*The task*: Print the records below word for word, leaving out the pictures.

====== Supplied data

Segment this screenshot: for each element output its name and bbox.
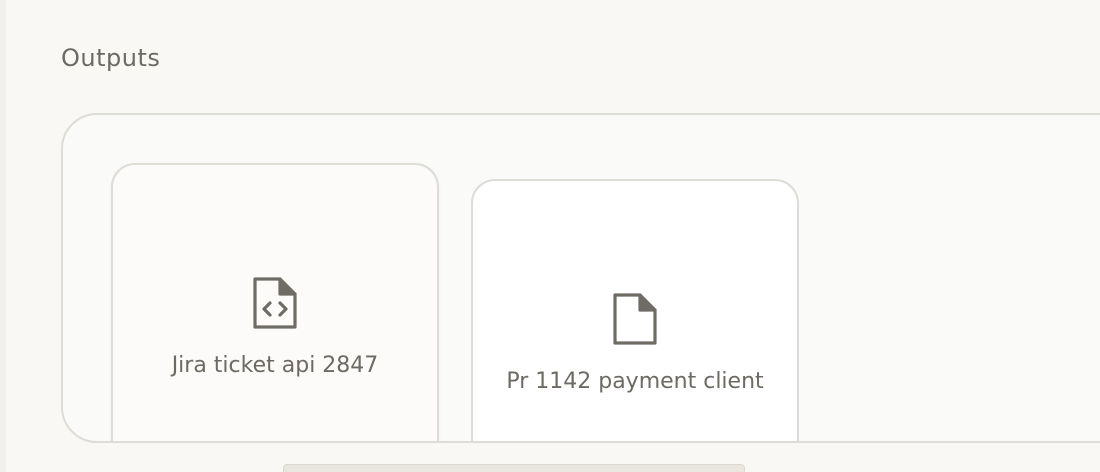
output-card-jira-ticket[interactable]: Jira ticket api 2847 <box>111 163 439 441</box>
outputs-section-title: Outputs <box>61 44 161 72</box>
output-card-pr-payment-client[interactable]: Pr 1142 payment client <box>471 179 799 441</box>
bottom-input-bar-edge[interactable] <box>283 464 745 472</box>
code-file-icon <box>251 275 299 331</box>
left-edge-strip <box>0 0 6 472</box>
output-card-label: Jira ticket api 2847 <box>171 353 379 378</box>
outputs-panel: Jira ticket api 2847 Pr 1142 payment cli… <box>61 113 1100 443</box>
page: Outputs Jira ticket api 2847 Pr 1142 pay… <box>0 0 1100 472</box>
file-icon <box>611 291 659 347</box>
output-card-label: Pr 1142 payment client <box>506 369 764 394</box>
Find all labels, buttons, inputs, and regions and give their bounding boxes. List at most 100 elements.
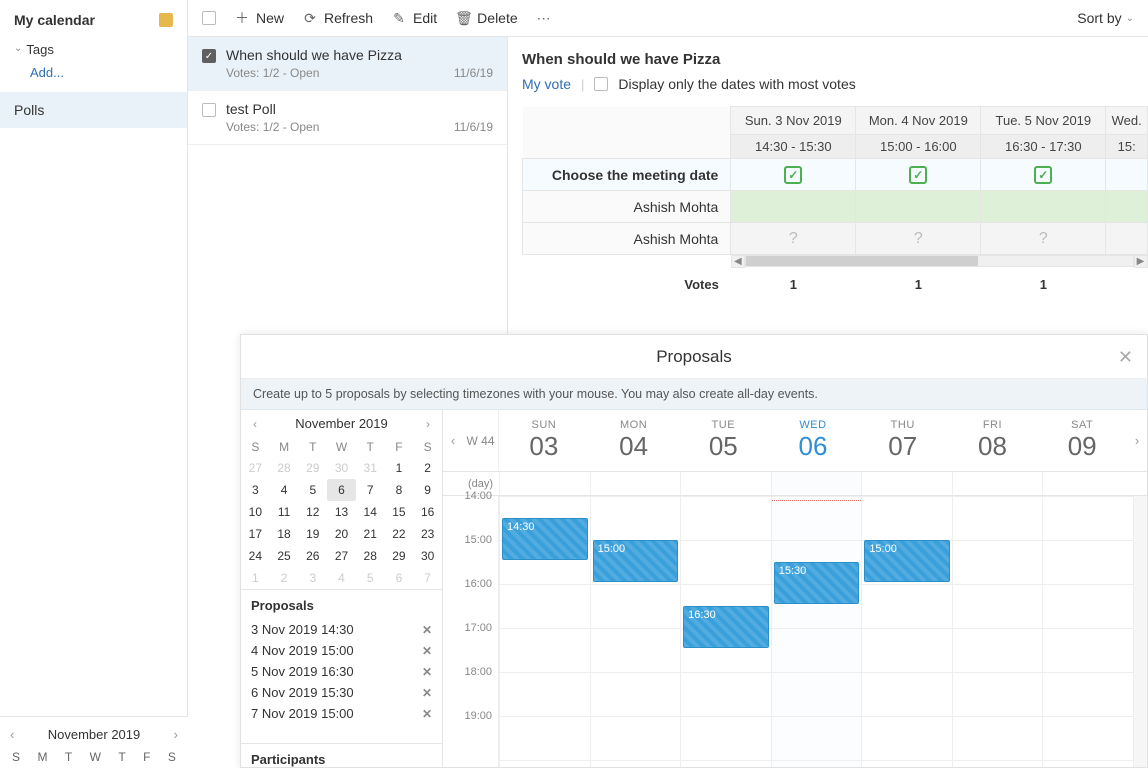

============

*Exercise solution*:
Segment this screenshot: for each element output its name and bbox.
output-card-jira-ticket[interactable]: Jira ticket api 2847 <box>111 163 439 441</box>
outputs-section-title: Outputs <box>61 44 161 72</box>
output-card-pr-payment-client[interactable]: Pr 1142 payment client <box>471 179 799 441</box>
bottom-input-bar-edge[interactable] <box>283 464 745 472</box>
code-file-icon <box>251 275 299 331</box>
left-edge-strip <box>0 0 6 472</box>
output-card-label: Jira ticket api 2847 <box>171 353 379 378</box>
outputs-panel: Jira ticket api 2847 Pr 1142 payment cli… <box>61 113 1100 443</box>
page: Outputs Jira ticket api 2847 Pr 1142 pay… <box>0 0 1100 472</box>
file-icon <box>611 291 659 347</box>
output-card-label: Pr 1142 payment client <box>506 369 764 394</box>
Find all labels, buttons, inputs, and regions and give their bounding boxes. List at most 100 elements.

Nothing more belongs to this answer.